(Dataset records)
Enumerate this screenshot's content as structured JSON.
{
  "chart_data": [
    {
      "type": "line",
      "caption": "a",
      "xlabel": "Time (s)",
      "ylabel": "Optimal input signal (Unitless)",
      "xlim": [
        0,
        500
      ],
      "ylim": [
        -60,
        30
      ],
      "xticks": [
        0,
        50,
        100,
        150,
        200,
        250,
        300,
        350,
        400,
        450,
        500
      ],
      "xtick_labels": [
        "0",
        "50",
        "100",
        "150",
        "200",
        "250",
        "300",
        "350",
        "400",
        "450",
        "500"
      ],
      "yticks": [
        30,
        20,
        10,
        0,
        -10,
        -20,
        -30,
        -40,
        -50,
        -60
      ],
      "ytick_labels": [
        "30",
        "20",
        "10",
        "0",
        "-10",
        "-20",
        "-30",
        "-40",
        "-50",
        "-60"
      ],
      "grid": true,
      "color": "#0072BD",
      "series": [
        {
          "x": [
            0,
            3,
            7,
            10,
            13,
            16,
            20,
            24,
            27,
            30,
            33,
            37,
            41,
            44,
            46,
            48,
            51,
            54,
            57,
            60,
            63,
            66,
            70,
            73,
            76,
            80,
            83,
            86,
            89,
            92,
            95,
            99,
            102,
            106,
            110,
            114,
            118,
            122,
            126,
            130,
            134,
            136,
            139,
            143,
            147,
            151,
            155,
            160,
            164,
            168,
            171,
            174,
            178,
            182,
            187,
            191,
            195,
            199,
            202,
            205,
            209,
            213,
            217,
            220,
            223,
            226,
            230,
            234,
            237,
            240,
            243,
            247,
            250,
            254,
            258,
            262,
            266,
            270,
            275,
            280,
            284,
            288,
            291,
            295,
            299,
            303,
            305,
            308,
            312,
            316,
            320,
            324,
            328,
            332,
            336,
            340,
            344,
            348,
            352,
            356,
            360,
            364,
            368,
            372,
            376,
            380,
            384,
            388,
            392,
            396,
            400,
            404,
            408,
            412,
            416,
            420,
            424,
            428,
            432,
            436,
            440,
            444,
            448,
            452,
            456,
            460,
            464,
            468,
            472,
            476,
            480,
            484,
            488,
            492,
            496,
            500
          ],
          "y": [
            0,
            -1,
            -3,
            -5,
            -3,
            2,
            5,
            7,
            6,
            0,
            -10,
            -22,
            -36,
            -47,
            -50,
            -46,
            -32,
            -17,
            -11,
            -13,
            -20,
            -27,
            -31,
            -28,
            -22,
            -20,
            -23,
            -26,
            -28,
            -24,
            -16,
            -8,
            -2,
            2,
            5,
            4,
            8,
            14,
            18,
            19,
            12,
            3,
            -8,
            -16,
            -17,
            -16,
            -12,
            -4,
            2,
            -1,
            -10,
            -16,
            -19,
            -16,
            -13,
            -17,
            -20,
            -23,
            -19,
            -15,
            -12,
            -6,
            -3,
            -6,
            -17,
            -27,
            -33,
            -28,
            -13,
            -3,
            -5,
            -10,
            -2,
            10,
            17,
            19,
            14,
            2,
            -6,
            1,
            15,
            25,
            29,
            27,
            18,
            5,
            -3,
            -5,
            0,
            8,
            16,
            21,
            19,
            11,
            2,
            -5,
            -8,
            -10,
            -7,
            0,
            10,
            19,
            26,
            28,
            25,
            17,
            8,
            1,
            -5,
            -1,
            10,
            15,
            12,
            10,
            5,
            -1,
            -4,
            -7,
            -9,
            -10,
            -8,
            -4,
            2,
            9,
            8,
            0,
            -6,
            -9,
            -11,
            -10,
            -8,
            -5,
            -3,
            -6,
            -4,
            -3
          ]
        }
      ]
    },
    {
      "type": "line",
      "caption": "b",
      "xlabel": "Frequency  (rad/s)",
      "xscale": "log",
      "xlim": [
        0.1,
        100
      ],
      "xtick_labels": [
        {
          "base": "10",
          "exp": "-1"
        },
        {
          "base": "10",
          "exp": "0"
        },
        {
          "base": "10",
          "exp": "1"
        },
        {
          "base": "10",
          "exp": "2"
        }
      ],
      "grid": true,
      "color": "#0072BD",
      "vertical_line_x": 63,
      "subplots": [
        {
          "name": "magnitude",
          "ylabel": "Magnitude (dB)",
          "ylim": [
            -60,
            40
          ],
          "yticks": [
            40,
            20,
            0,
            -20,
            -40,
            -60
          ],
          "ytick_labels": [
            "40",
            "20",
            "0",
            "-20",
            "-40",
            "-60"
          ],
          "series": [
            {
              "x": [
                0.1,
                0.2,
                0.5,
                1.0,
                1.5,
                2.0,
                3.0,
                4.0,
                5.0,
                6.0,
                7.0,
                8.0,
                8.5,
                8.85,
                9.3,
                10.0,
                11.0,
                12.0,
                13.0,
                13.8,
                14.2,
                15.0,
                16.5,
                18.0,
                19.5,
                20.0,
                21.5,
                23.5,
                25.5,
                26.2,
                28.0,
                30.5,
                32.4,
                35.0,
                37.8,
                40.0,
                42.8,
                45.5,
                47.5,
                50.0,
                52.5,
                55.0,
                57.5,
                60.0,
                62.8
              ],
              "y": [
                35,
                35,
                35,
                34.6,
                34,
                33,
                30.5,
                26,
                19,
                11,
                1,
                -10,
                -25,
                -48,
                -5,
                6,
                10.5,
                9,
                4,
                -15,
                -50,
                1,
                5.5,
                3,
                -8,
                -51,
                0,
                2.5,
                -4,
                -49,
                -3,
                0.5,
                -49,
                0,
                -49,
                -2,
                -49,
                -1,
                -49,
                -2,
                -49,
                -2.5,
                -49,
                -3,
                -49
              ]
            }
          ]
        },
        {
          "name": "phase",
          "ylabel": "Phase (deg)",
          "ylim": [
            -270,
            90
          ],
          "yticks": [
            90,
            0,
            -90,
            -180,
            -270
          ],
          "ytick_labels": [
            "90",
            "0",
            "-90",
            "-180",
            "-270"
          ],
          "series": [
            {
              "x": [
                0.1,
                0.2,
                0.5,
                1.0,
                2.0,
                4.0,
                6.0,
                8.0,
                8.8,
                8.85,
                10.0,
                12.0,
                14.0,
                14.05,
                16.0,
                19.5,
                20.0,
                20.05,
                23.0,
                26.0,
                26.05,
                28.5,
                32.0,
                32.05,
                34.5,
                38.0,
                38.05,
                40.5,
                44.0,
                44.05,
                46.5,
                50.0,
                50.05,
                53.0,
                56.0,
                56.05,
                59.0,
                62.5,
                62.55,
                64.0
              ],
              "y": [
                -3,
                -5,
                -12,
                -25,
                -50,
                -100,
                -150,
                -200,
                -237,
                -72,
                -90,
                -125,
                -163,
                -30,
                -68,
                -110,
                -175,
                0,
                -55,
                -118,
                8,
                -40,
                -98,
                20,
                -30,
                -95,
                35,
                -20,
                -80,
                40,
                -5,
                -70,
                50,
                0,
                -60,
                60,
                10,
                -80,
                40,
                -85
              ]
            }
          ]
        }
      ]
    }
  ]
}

# [STATED GOAL]
Where a line holds the string "xlabel", copy that line.

# [OUTPUT OF THE EXERCISE]
      "xlabel": "Time (s)",
      "xlabel": "Frequency  (rad/s)",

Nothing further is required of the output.